» Data rows:
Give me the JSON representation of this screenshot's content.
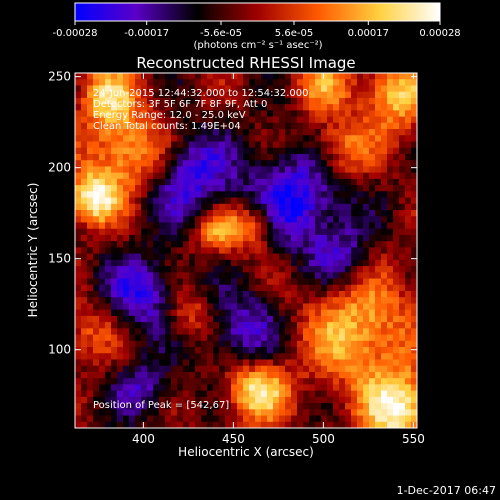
{
  "chart_data": {
    "type": "heatmap",
    "title": "Reconstructed RHESSI Image",
    "xlabel": "Heliocentric X (arcsec)",
    "ylabel": "Heliocentric Y (arcsec)",
    "xlim": [
      362,
      552
    ],
    "ylim": [
      57,
      252
    ],
    "x_ticks": [
      400,
      450,
      500,
      550
    ],
    "y_ticks": [
      100,
      150,
      200,
      250
    ],
    "colorbar": {
      "range": [
        -0.00028,
        0.00028
      ],
      "ticks": [
        "-0.00028",
        "-0.00017",
        "-5.6e-05",
        "5.6e-05",
        "0.00017",
        "0.00028"
      ],
      "tick_values": [
        -0.00028,
        -0.00017,
        -5.6e-05,
        5.6e-05,
        0.00017,
        0.00028
      ],
      "units_label": "(photons cm⁻² s⁻¹ asec⁻²)",
      "colors": [
        "#0000ff",
        "#5a00c8",
        "#000000",
        "#a00000",
        "#ff5a00",
        "#ffd040",
        "#ffffff"
      ]
    },
    "annotations": [
      "24-Jun-2015 12:44:32.000 to 12:54:32.000",
      "Detectors: 3F 5F 6F 7F 8F 9F, Att 0",
      "Energy Range: 12.0 - 25.0 keV",
      "Clean     Total counts: 1.49E+04"
    ],
    "peak_label": "Position of Peak = [542,67]",
    "peak": [
      542,
      67
    ],
    "bright_sources": [
      {
        "x": 372,
        "y": 183,
        "level": 1.0,
        "sigma": 10
      },
      {
        "x": 392,
        "y": 208,
        "level": 0.8,
        "sigma": 16
      },
      {
        "x": 380,
        "y": 240,
        "level": 0.7,
        "sigma": 12
      },
      {
        "x": 463,
        "y": 78,
        "level": 0.95,
        "sigma": 12
      },
      {
        "x": 542,
        "y": 67,
        "level": 1.0,
        "sigma": 14
      },
      {
        "x": 520,
        "y": 110,
        "level": 0.75,
        "sigma": 22
      },
      {
        "x": 540,
        "y": 240,
        "level": 0.8,
        "sigma": 14
      },
      {
        "x": 510,
        "y": 210,
        "level": 0.6,
        "sigma": 12
      },
      {
        "x": 460,
        "y": 168,
        "level": 0.7,
        "sigma": 10
      },
      {
        "x": 440,
        "y": 165,
        "level": 0.6,
        "sigma": 9
      },
      {
        "x": 500,
        "y": 245,
        "level": 0.55,
        "sigma": 10
      },
      {
        "x": 370,
        "y": 110,
        "level": 0.4,
        "sigma": 12
      },
      {
        "x": 425,
        "y": 120,
        "level": 0.5,
        "sigma": 10
      }
    ],
    "dark_sources": [
      {
        "x": 485,
        "y": 182,
        "level": -0.8,
        "sigma": 20
      },
      {
        "x": 425,
        "y": 195,
        "level": -0.7,
        "sigma": 18
      },
      {
        "x": 400,
        "y": 130,
        "level": -0.7,
        "sigma": 15
      },
      {
        "x": 455,
        "y": 110,
        "level": -0.6,
        "sigma": 16
      },
      {
        "x": 400,
        "y": 78,
        "level": -0.5,
        "sigma": 12
      },
      {
        "x": 510,
        "y": 150,
        "level": -0.5,
        "sigma": 12
      }
    ]
  },
  "footer": {
    "date": "1-Dec-2017 06:47"
  }
}
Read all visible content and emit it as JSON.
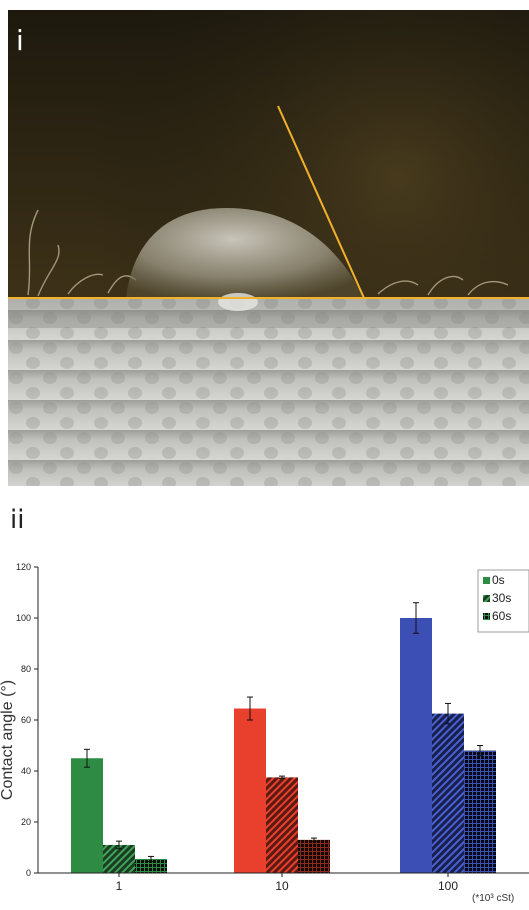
{
  "panels": {
    "top": "i",
    "bottom": "ii"
  },
  "colors": {
    "bg_dark": "#221d0f",
    "bg_mid": "#3d3118",
    "fabric": "#c9cac4",
    "guide_line": "#f2b12a",
    "series_1": "#2e8b43",
    "series_10": "#e8402c",
    "series_100": "#3b4fb4",
    "bar_dark": "#111111"
  },
  "chart_data": {
    "type": "bar",
    "categories": [
      "1",
      "10",
      "100"
    ],
    "category_colors": [
      "#2e8b43",
      "#e8402c",
      "#3b4fb4"
    ],
    "series": [
      {
        "name": "0s",
        "values": [
          45,
          64.5,
          100
        ],
        "errors": [
          3.5,
          4.5,
          6
        ],
        "pattern": "solid"
      },
      {
        "name": "30s",
        "values": [
          11,
          37.5,
          62.5
        ],
        "errors": [
          1.5,
          0.5,
          4
        ],
        "pattern": "hatched"
      },
      {
        "name": "60s",
        "values": [
          5.5,
          13,
          48
        ],
        "errors": [
          1,
          0.7,
          2
        ],
        "pattern": "dark-grid"
      }
    ],
    "ylabel": "Contact angle (°)",
    "ylim": [
      0,
      120
    ],
    "yticks": [
      0,
      20,
      40,
      60,
      80,
      100,
      120
    ],
    "x_unit_note": "(*10³ cSt)",
    "legend_position": "top-right"
  }
}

» Brief: Working from the material above, transcribe it exactly while omitting pictures.

» Task response:
Give me the JSON representation of this screenshot's content.
{
  "chart_data": {
    "type": "heatmap",
    "title": "Reconstructed RHESSI Image",
    "xlabel": "Heliocentric X (arcsec)",
    "ylabel": "Heliocentric Y (arcsec)",
    "xlim": [
      362,
      552
    ],
    "ylim": [
      57,
      252
    ],
    "x_ticks": [
      400,
      450,
      500,
      550
    ],
    "y_ticks": [
      100,
      150,
      200,
      250
    ],
    "colorbar": {
      "range": [
        -0.00028,
        0.00028
      ],
      "ticks": [
        "-0.00028",
        "-0.00017",
        "-5.6e-05",
        "5.6e-05",
        "0.00017",
        "0.00028"
      ],
      "tick_values": [
        -0.00028,
        -0.00017,
        -5.6e-05,
        5.6e-05,
        0.00017,
        0.00028
      ],
      "units_label": "(photons cm⁻² s⁻¹ asec⁻²)",
      "colors": [
        "#0000ff",
        "#5a00c8",
        "#000000",
        "#a00000",
        "#ff5a00",
        "#ffd040",
        "#ffffff"
      ]
    },
    "annotations": [
      "24-Jun-2015 12:44:32.000 to 12:54:32.000",
      "Detectors: 3F 5F 6F 7F 8F 9F, Att 0",
      "Energy Range: 12.0 - 25.0 keV",
      "Clean     Total counts: 1.49E+04"
    ],
    "peak_label": "Position of Peak = [542,67]",
    "peak": [
      542,
      67
    ],
    "bright_sources": [
      {
        "x": 372,
        "y": 183,
        "level": 1.0,
        "sigma": 10
      },
      {
        "x": 392,
        "y": 208,
        "level": 0.8,
        "sigma": 16
      },
      {
        "x": 380,
        "y": 240,
        "level": 0.7,
        "sigma": 12
      },
      {
        "x": 463,
        "y": 78,
        "level": 0.95,
        "sigma": 12
      },
      {
        "x": 542,
        "y": 67,
        "level": 1.0,
        "sigma": 14
      },
      {
        "x": 520,
        "y": 110,
        "level": 0.75,
        "sigma": 22
      },
      {
        "x": 540,
        "y": 240,
        "level": 0.8,
        "sigma": 14
      },
      {
        "x": 510,
        "y": 210,
        "level": 0.6,
        "sigma": 12
      },
      {
        "x": 460,
        "y": 168,
        "level": 0.7,
        "sigma": 10
      },
      {
        "x": 440,
        "y": 165,
        "level": 0.6,
        "sigma": 9
      },
      {
        "x": 500,
        "y": 245,
        "level": 0.55,
        "sigma": 10
      },
      {
        "x": 370,
        "y": 110,
        "level": 0.4,
        "sigma": 12
      },
      {
        "x": 425,
        "y": 120,
        "level": 0.5,
        "sigma": 10
      }
    ],
    "dark_sources": [
      {
        "x": 485,
        "y": 182,
        "level": -0.8,
        "sigma": 20
      },
      {
        "x": 425,
        "y": 195,
        "level": -0.7,
        "sigma": 18
      },
      {
        "x": 400,
        "y": 130,
        "level": -0.7,
        "sigma": 15
      },
      {
        "x": 455,
        "y": 110,
        "level": -0.6,
        "sigma": 16
      },
      {
        "x": 400,
        "y": 78,
        "level": -0.5,
        "sigma": 12
      },
      {
        "x": 510,
        "y": 150,
        "level": -0.5,
        "sigma": 12
      }
    ]
  },
  "footer": {
    "date": "1-Dec-2017 06:47"
  }
}
Read all visible content and emit it as JSON.
{
  "panels": {
    "top": "i",
    "bottom": "ii"
  },
  "colors": {
    "bg_dark": "#221d0f",
    "bg_mid": "#3d3118",
    "fabric": "#c9cac4",
    "guide_line": "#f2b12a",
    "series_1": "#2e8b43",
    "series_10": "#e8402c",
    "series_100": "#3b4fb4",
    "bar_dark": "#111111"
  },
  "chart_data": {
    "type": "bar",
    "categories": [
      "1",
      "10",
      "100"
    ],
    "category_colors": [
      "#2e8b43",
      "#e8402c",
      "#3b4fb4"
    ],
    "series": [
      {
        "name": "0s",
        "values": [
          45,
          64.5,
          100
        ],
        "errors": [
          3.5,
          4.5,
          6
        ],
        "pattern": "solid"
      },
      {
        "name": "30s",
        "values": [
          11,
          37.5,
          62.5
        ],
        "errors": [
          1.5,
          0.5,
          4
        ],
        "pattern": "hatched"
      },
      {
        "name": "60s",
        "values": [
          5.5,
          13,
          48
        ],
        "errors": [
          1,
          0.7,
          2
        ],
        "pattern": "dark-grid"
      }
    ],
    "ylabel": "Contact angle (°)",
    "ylim": [
      0,
      120
    ],
    "yticks": [
      0,
      20,
      40,
      60,
      80,
      100,
      120
    ],
    "x_unit_note": "(*10³ cSt)",
    "legend_position": "top-right"
  }
}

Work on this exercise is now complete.